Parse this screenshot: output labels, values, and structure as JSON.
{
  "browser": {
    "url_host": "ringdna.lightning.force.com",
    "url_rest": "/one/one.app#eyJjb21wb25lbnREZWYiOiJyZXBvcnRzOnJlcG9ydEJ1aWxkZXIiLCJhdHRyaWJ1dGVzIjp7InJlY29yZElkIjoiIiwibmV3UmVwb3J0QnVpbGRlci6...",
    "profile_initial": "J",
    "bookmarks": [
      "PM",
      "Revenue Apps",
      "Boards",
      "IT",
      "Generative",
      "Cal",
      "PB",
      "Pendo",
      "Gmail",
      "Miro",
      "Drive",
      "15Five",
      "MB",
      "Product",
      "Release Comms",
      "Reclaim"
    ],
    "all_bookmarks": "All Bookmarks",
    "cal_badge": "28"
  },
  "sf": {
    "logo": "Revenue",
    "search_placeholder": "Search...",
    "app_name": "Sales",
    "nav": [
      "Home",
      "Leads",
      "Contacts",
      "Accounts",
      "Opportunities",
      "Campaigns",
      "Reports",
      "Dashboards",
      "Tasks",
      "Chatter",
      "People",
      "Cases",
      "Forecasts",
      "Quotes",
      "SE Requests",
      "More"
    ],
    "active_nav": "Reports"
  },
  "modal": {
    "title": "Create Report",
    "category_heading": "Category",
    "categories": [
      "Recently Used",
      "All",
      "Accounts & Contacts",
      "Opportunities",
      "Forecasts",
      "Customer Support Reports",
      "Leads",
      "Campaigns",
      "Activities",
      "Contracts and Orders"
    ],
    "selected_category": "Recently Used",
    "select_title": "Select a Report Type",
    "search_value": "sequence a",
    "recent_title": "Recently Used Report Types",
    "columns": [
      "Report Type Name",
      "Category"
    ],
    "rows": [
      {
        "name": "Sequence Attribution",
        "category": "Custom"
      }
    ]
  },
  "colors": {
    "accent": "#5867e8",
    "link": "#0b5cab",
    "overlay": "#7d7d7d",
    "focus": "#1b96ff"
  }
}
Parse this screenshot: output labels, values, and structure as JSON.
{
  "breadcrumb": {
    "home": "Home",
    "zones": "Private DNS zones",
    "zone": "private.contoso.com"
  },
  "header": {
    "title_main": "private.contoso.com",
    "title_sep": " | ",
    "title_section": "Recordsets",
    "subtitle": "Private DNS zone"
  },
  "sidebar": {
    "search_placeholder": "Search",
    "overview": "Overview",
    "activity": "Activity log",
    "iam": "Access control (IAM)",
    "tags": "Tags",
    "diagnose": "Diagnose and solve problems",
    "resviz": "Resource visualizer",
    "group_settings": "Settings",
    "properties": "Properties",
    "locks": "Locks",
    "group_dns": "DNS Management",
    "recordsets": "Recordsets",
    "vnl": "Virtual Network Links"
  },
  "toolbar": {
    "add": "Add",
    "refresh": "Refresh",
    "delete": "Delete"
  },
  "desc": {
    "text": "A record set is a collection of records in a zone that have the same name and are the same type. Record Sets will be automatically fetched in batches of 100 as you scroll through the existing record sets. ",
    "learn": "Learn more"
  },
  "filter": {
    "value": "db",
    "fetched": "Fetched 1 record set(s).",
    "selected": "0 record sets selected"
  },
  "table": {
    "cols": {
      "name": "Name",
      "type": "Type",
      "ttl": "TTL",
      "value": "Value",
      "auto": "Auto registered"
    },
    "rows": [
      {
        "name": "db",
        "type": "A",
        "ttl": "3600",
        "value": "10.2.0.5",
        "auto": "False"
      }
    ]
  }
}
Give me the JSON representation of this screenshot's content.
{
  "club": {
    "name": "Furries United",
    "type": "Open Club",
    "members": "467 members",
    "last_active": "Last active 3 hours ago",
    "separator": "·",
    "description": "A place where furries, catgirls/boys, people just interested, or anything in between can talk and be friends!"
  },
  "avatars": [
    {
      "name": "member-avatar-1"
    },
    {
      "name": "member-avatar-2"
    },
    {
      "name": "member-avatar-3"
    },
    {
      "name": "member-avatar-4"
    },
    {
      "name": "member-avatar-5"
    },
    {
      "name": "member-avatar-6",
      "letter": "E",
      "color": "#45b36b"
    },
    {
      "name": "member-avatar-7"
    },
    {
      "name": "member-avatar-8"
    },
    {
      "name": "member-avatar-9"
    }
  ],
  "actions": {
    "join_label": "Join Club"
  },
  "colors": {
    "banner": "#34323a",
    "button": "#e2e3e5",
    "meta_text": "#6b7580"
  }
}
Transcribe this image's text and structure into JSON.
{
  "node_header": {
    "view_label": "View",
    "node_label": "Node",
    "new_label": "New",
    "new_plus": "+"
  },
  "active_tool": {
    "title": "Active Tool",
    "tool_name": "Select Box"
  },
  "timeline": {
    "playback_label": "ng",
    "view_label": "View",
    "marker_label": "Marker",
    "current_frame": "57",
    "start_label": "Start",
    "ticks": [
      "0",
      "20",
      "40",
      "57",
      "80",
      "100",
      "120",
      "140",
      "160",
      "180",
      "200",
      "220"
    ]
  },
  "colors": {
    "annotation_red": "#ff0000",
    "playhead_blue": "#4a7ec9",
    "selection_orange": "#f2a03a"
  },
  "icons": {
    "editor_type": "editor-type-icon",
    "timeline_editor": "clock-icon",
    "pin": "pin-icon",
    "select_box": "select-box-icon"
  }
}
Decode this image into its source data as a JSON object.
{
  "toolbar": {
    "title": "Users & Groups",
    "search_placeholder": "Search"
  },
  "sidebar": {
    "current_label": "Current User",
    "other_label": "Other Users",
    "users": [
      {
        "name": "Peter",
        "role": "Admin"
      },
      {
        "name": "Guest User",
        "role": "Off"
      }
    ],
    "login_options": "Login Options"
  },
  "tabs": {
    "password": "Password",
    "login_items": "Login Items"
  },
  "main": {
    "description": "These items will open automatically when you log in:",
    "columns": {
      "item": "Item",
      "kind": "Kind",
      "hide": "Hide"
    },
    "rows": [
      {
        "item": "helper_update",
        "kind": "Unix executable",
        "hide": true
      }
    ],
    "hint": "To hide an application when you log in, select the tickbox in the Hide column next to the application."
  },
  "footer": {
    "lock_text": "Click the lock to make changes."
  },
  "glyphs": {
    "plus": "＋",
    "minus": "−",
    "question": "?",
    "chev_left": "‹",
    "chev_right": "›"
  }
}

◇ ◇ ◇ ◇

*Problem*.
Output the lines above verbatim and in full.

*Complete response*.
Parse this screenshot: output labels, values, and structure as JSON.
{
  "browser": {
    "url_host": "ringdna.lightning.force.com",
    "url_rest": "/one/one.app#eyJjb21wb25lbnREZWYiOiJyZXBvcnRzOnJlcG9ydEJ1aWxkZXIiLCJhdHRyaWJ1dGVzIjp7InJlY29yZElkIjoiIiwibmV3UmVwb3J0QnVpbGRlci6...",
    "profile_initial": "J",
    "bookmarks": [
      "PM",
      "Revenue Apps",
      "Boards",
      "IT",
      "Generative",
      "Cal",
      "PB",
      "Pendo",
      "Gmail",
      "Miro",
      "Drive",
      "15Five",
      "MB",
      "Product",
      "Release Comms",
      "Reclaim"
    ],
    "all_bookmarks": "All Bookmarks",
    "cal_badge": "28"
  },
  "sf": {
    "logo": "Revenue",
    "search_placeholder": "Search...",
    "app_name": "Sales",
    "nav": [
      "Home",
      "Leads",
      "Contacts",
      "Accounts",
      "Opportunities",
      "Campaigns",
      "Reports",
      "Dashboards",
      "Tasks",
      "Chatter",
      "People",
      "Cases",
      "Forecasts",
      "Quotes",
      "SE Requests",
      "More"
    ],
    "active_nav": "Reports"
  },
  "modal": {
    "title": "Create Report",
    "category_heading": "Category",
    "categories": [
      "Recently Used",
      "All",
      "Accounts & Contacts",
      "Opportunities",
      "Forecasts",
      "Customer Support Reports",
      "Leads",
      "Campaigns",
      "Activities",
      "Contracts and Orders"
    ],
    "selected_category": "Recently Used",
    "select_title": "Select a Report Type",
    "search_value": "sequence a",
    "recent_title": "Recently Used Report Types",
    "columns": [
      "Report Type Name",
      "Category"
    ],
    "rows": [
      {
        "name": "Sequence Attribution",
        "category": "Custom"
      }
    ]
  },
  "colors": {
    "accent": "#5867e8",
    "link": "#0b5cab",
    "overlay": "#7d7d7d",
    "focus": "#1b96ff"
  }
}
Parse this screenshot: output labels, values, and structure as JSON.
{
  "breadcrumb": {
    "home": "Home",
    "zones": "Private DNS zones",
    "zone": "private.contoso.com"
  },
  "header": {
    "title_main": "private.contoso.com",
    "title_sep": " | ",
    "title_section": "Recordsets",
    "subtitle": "Private DNS zone"
  },
  "sidebar": {
    "search_placeholder": "Search",
    "overview": "Overview",
    "activity": "Activity log",
    "iam": "Access control (IAM)",
    "tags": "Tags",
    "diagnose": "Diagnose and solve problems",
    "resviz": "Resource visualizer",
    "group_settings": "Settings",
    "properties": "Properties",
    "locks": "Locks",
    "group_dns": "DNS Management",
    "recordsets": "Recordsets",
    "vnl": "Virtual Network Links"
  },
  "toolbar": {
    "add": "Add",
    "refresh": "Refresh",
    "delete": "Delete"
  },
  "desc": {
    "text": "A record set is a collection of records in a zone that have the same name and are the same type. Record Sets will be automatically fetched in batches of 100 as you scroll through the existing record sets. ",
    "learn": "Learn more"
  },
  "filter": {
    "value": "db",
    "fetched": "Fetched 1 record set(s).",
    "selected": "0 record sets selected"
  },
  "table": {
    "cols": {
      "name": "Name",
      "type": "Type",
      "ttl": "TTL",
      "value": "Value",
      "auto": "Auto registered"
    },
    "rows": [
      {
        "name": "db",
        "type": "A",
        "ttl": "3600",
        "value": "10.2.0.5",
        "auto": "False"
      }
    ]
  }
}
Give me the JSON representation of this screenshot's content.
{
  "club": {
    "name": "Furries United",
    "type": "Open Club",
    "members": "467 members",
    "last_active": "Last active 3 hours ago",
    "separator": "·",
    "description": "A place where furries, catgirls/boys, people just interested, or anything in between can talk and be friends!"
  },
  "avatars": [
    {
      "name": "member-avatar-1"
    },
    {
      "name": "member-avatar-2"
    },
    {
      "name": "member-avatar-3"
    },
    {
      "name": "member-avatar-4"
    },
    {
      "name": "member-avatar-5"
    },
    {
      "name": "member-avatar-6",
      "letter": "E",
      "color": "#45b36b"
    },
    {
      "name": "member-avatar-7"
    },
    {
      "name": "member-avatar-8"
    },
    {
      "name": "member-avatar-9"
    }
  ],
  "actions": {
    "join_label": "Join Club"
  },
  "colors": {
    "banner": "#34323a",
    "button": "#e2e3e5",
    "meta_text": "#6b7580"
  }
}
Transcribe this image's text and structure into JSON.
{
  "node_header": {
    "view_label": "View",
    "node_label": "Node",
    "new_label": "New",
    "new_plus": "+"
  },
  "active_tool": {
    "title": "Active Tool",
    "tool_name": "Select Box"
  },
  "timeline": {
    "playback_label": "ng",
    "view_label": "View",
    "marker_label": "Marker",
    "current_frame": "57",
    "start_label": "Start",
    "ticks": [
      "0",
      "20",
      "40",
      "57",
      "80",
      "100",
      "120",
      "140",
      "160",
      "180",
      "200",
      "220"
    ]
  },
  "colors": {
    "annotation_red": "#ff0000",
    "playhead_blue": "#4a7ec9",
    "selection_orange": "#f2a03a"
  },
  "icons": {
    "editor_type": "editor-type-icon",
    "timeline_editor": "clock-icon",
    "pin": "pin-icon",
    "select_box": "select-box-icon"
  }
}
Decode this image into its source data as a JSON object.
{
  "toolbar": {
    "title": "Users & Groups",
    "search_placeholder": "Search"
  },
  "sidebar": {
    "current_label": "Current User",
    "other_label": "Other Users",
    "users": [
      {
        "name": "Peter",
        "role": "Admin"
      },
      {
        "name": "Guest User",
        "role": "Off"
      }
    ],
    "login_options": "Login Options"
  },
  "tabs": {
    "password": "Password",
    "login_items": "Login Items"
  },
  "main": {
    "description": "These items will open automatically when you log in:",
    "columns": {
      "item": "Item",
      "kind": "Kind",
      "hide": "Hide"
    },
    "rows": [
      {
        "item": "helper_update",
        "kind": "Unix executable",
        "hide": true
      }
    ],
    "hint": "To hide an application when you log in, select the tickbox in the Hide column next to the application."
  },
  "footer": {
    "lock_text": "Click the lock to make changes."
  },
  "glyphs": {
    "plus": "＋",
    "minus": "−",
    "question": "?",
    "chev_left": "‹",
    "chev_right": "›"
  }
}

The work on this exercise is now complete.